Set down all of the entries word for word, omitting the images they contain.

Material shown:
*-*-*

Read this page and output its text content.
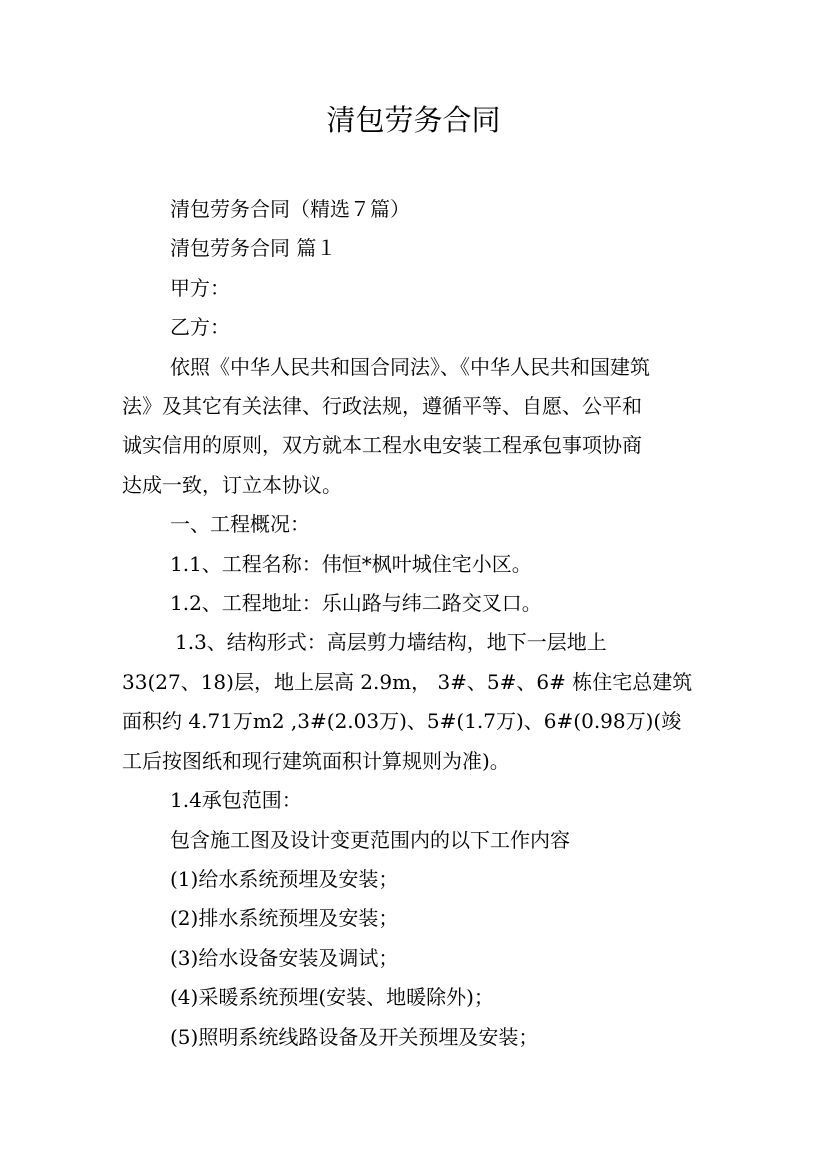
清包劳务合同

清包劳务合同（精选７篇）

清包劳务合同 篇１

甲方：

乙方：

依照《中华人民共和国合同法》、《中华人民共和国建筑

法》及其它有关法律、行政法规，遵循平等、自愿、公平和

诚实信用的原则，双方就本工程水电安装工程承包事项协商

达成一致，订立本协议。

一、工程概况：

1.1、工程名称：伟恒*枫叶城住宅小区。

1.2、工程地址：乐山路与纬二路交叉口。

1.3、结构形式：高层剪力墙结构，地下一层地上

33(27、18)层，地上层高 2.9m， 3#、5#、6# 栋住宅总建筑

面积约 4.71万m2 ,3#(2.03万)、5#(1.7万)、6#(0.98万)(竣

工后按图纸和现行建筑面积计算规则为准)。

1.4承包范围：

包含施工图及设计变更范围内的以下工作内容

(1)给水系统预埋及安装；

(2)排水系统预埋及安装；

(3)给水设备安装及调试；

(4)采暖系统预埋(安装、地暖除外)；

(5)照明系统线路设备及开关预埋及安装；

*-*-*

Worked solution:
Read this page and output its text content.
清包劳务合同

清包劳务合同（精选７篇）

清包劳务合同 篇１

甲方：

乙方：

依照《中华人民共和国合同法》、《中华人民共和国建筑

法》及其它有关法律、行政法规，遵循平等、自愿、公平和

诚实信用的原则，双方就本工程水电安装工程承包事项协商

达成一致，订立本协议。

一、工程概况：

1.1、工程名称：伟恒*枫叶城住宅小区。

1.2、工程地址：乐山路与纬二路交叉口。

1.3、结构形式：高层剪力墙结构，地下一层地上

33(27、18)层，地上层高 2.9m， 3#、5#、6# 栋住宅总建筑

面积约 4.71万m2 ,3#(2.03万)、5#(1.7万)、6#(0.98万)(竣

工后按图纸和现行建筑面积计算规则为准)。

1.4承包范围：

包含施工图及设计变更范围内的以下工作内容

(1)给水系统预埋及安装；

(2)排水系统预埋及安装；

(3)给水设备安装及调试；

(4)采暖系统预埋(安装、地暖除外)；

(5)照明系统线路设备及开关预埋及安装；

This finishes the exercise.